Entries from a visual dataset:
= = = =
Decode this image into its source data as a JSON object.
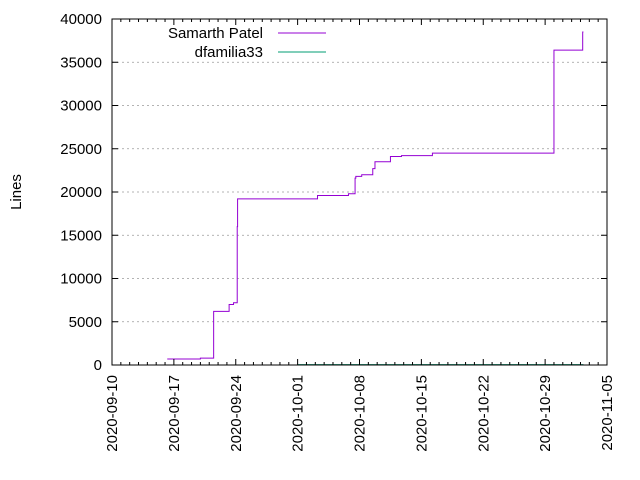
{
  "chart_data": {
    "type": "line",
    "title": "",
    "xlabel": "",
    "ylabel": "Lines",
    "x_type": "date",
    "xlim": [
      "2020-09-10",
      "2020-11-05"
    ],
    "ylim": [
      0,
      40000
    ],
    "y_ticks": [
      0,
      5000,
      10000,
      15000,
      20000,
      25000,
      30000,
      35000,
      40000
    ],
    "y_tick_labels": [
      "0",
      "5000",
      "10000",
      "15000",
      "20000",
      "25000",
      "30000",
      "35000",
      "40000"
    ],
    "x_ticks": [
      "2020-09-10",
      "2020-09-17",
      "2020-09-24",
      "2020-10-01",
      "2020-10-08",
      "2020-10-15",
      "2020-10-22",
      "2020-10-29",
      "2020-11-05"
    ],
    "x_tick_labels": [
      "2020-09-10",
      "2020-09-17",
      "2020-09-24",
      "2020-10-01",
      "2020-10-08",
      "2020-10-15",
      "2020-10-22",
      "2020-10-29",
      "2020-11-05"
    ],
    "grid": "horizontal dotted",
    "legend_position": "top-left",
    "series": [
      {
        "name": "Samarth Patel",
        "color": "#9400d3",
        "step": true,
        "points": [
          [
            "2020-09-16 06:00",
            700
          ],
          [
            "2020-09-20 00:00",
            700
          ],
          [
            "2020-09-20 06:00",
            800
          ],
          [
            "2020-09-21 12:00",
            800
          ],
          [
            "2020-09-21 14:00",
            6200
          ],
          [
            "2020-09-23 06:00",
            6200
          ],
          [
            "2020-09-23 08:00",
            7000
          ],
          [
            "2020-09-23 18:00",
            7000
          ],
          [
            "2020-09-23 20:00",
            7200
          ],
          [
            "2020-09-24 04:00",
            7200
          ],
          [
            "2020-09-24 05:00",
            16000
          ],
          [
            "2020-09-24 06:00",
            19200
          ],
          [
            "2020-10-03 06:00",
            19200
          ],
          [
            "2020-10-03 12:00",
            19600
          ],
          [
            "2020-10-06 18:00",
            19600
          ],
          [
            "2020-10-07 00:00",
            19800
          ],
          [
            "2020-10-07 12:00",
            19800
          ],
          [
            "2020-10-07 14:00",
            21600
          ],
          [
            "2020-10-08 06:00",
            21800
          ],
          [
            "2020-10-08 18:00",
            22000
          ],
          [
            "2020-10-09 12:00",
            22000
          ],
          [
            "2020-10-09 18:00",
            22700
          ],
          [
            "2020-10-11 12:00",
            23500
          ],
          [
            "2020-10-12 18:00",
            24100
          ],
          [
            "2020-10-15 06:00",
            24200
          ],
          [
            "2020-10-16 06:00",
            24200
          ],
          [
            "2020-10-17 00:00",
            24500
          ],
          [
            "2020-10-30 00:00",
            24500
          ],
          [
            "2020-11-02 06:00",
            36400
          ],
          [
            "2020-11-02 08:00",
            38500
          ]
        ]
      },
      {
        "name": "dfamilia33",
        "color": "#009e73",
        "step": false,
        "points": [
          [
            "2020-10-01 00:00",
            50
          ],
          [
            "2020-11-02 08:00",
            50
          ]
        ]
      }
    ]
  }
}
= = = =
• _WHAT YOU NEED TO DO_:
Transcribe the whole listing exactly. Pictures are excluded.

• _OUTPUT FOR THIS EXERCISE_:
Decode this image into its source data as a JSON object.
{
  "chart_data": {
    "type": "line",
    "title": "",
    "xlabel": "",
    "ylabel": "Lines",
    "x_type": "date",
    "xlim": [
      "2020-09-10",
      "2020-11-05"
    ],
    "ylim": [
      0,
      40000
    ],
    "y_ticks": [
      0,
      5000,
      10000,
      15000,
      20000,
      25000,
      30000,
      35000,
      40000
    ],
    "y_tick_labels": [
      "0",
      "5000",
      "10000",
      "15000",
      "20000",
      "25000",
      "30000",
      "35000",
      "40000"
    ],
    "x_ticks": [
      "2020-09-10",
      "2020-09-17",
      "2020-09-24",
      "2020-10-01",
      "2020-10-08",
      "2020-10-15",
      "2020-10-22",
      "2020-10-29",
      "2020-11-05"
    ],
    "x_tick_labels": [
      "2020-09-10",
      "2020-09-17",
      "2020-09-24",
      "2020-10-01",
      "2020-10-08",
      "2020-10-15",
      "2020-10-22",
      "2020-10-29",
      "2020-11-05"
    ],
    "grid": "horizontal dotted",
    "legend_position": "top-left",
    "series": [
      {
        "name": "Samarth Patel",
        "color": "#9400d3",
        "step": true,
        "points": [
          [
            "2020-09-16 06:00",
            700
          ],
          [
            "2020-09-20 00:00",
            700
          ],
          [
            "2020-09-20 06:00",
            800
          ],
          [
            "2020-09-21 12:00",
            800
          ],
          [
            "2020-09-21 14:00",
            6200
          ],
          [
            "2020-09-23 06:00",
            6200
          ],
          [
            "2020-09-23 08:00",
            7000
          ],
          [
            "2020-09-23 18:00",
            7000
          ],
          [
            "2020-09-23 20:00",
            7200
          ],
          [
            "2020-09-24 04:00",
            7200
          ],
          [
            "2020-09-24 05:00",
            16000
          ],
          [
            "2020-09-24 06:00",
            19200
          ],
          [
            "2020-10-03 06:00",
            19200
          ],
          [
            "2020-10-03 12:00",
            19600
          ],
          [
            "2020-10-06 18:00",
            19600
          ],
          [
            "2020-10-07 00:00",
            19800
          ],
          [
            "2020-10-07 12:00",
            19800
          ],
          [
            "2020-10-07 14:00",
            21600
          ],
          [
            "2020-10-08 06:00",
            21800
          ],
          [
            "2020-10-08 18:00",
            22000
          ],
          [
            "2020-10-09 12:00",
            22000
          ],
          [
            "2020-10-09 18:00",
            22700
          ],
          [
            "2020-10-11 12:00",
            23500
          ],
          [
            "2020-10-12 18:00",
            24100
          ],
          [
            "2020-10-15 06:00",
            24200
          ],
          [
            "2020-10-16 06:00",
            24200
          ],
          [
            "2020-10-17 00:00",
            24500
          ],
          [
            "2020-10-30 00:00",
            24500
          ],
          [
            "2020-11-02 06:00",
            36400
          ],
          [
            "2020-11-02 08:00",
            38500
          ]
        ]
      },
      {
        "name": "dfamilia33",
        "color": "#009e73",
        "step": false,
        "points": [
          [
            "2020-10-01 00:00",
            50
          ],
          [
            "2020-11-02 08:00",
            50
          ]
        ]
      }
    ]
  }
}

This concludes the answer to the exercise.